--- Records for the task ---

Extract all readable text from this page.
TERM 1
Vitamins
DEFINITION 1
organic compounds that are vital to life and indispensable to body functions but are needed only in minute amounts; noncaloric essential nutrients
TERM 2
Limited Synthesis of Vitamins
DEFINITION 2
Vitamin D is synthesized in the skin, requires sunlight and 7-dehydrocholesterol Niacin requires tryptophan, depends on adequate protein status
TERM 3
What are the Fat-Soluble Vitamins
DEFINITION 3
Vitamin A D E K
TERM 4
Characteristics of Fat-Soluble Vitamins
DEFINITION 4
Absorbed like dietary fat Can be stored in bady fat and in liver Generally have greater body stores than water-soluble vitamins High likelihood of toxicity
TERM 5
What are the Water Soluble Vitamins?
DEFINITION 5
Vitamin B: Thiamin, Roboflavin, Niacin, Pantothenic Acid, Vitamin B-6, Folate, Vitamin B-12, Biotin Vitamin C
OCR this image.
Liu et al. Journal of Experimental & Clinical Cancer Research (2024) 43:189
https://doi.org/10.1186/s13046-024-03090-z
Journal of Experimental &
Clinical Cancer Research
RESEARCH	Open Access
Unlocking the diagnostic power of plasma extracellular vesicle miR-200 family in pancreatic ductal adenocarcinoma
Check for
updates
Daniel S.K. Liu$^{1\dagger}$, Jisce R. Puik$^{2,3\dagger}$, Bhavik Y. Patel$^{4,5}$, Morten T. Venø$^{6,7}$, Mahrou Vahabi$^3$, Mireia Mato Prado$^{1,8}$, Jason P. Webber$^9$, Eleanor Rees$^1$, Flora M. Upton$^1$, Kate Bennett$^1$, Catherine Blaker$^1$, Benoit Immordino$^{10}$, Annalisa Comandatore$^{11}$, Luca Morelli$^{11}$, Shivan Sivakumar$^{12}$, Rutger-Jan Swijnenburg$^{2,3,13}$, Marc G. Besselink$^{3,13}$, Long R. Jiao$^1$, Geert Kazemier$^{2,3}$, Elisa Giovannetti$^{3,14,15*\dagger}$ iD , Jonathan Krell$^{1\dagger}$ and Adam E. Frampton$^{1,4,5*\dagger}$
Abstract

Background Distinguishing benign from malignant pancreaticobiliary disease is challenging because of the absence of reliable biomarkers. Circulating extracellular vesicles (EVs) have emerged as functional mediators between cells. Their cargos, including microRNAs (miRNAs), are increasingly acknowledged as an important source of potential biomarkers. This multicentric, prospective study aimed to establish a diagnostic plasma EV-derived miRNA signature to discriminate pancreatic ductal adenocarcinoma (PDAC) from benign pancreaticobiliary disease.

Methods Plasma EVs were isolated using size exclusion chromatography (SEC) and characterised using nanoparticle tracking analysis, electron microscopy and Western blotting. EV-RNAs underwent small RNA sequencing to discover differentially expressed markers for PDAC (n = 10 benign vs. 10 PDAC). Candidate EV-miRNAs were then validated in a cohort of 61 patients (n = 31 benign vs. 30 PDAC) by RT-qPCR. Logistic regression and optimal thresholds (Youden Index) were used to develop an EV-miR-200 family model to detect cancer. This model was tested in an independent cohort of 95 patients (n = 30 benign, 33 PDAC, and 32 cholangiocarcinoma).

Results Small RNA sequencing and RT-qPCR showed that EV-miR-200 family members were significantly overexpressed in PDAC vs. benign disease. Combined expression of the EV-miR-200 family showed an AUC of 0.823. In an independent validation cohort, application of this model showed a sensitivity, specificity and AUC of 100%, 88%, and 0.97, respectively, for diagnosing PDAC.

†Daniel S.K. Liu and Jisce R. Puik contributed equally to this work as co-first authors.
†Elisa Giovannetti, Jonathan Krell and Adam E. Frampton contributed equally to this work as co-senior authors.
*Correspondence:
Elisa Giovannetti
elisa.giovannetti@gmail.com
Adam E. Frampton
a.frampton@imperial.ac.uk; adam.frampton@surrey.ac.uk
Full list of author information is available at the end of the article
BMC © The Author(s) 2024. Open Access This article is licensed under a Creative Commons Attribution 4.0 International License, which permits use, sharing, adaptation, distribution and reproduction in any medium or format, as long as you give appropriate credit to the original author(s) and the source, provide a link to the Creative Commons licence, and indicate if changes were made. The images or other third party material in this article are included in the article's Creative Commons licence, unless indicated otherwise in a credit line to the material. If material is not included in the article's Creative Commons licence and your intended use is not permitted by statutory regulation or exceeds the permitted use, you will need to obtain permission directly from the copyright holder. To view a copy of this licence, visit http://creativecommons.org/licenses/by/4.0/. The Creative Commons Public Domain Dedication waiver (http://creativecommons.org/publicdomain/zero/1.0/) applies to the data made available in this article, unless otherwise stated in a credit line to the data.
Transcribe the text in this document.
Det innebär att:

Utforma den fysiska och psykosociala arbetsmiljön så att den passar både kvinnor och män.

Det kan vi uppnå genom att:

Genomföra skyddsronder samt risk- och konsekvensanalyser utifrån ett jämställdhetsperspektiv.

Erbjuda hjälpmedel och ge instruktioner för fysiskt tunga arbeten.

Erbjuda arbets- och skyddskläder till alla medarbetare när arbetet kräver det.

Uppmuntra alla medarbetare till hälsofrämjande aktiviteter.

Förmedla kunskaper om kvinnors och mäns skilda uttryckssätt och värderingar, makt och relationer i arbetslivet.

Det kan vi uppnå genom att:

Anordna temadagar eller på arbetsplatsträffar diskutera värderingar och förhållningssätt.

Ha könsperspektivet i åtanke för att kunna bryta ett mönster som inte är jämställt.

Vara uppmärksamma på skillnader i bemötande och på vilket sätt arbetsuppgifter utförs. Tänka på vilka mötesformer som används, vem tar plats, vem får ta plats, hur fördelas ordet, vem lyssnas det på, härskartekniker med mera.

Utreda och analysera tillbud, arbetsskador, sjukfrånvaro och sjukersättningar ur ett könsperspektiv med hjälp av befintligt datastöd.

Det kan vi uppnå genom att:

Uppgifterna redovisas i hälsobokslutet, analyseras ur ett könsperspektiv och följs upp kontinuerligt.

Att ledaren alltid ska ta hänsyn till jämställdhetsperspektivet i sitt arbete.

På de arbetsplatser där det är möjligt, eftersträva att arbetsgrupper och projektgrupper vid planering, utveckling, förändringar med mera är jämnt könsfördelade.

---

* [Exercise prompt] Each line in which the string "work" is found must be copied from the data.

* [Output below]
†Daniel S.K. Liu and Jisce R. Puik contributed equally to this work as co-first authors.
†Elisa Giovannetti, Jonathan Krell and Adam E. Frampton contributed equally to this work as co-senior authors.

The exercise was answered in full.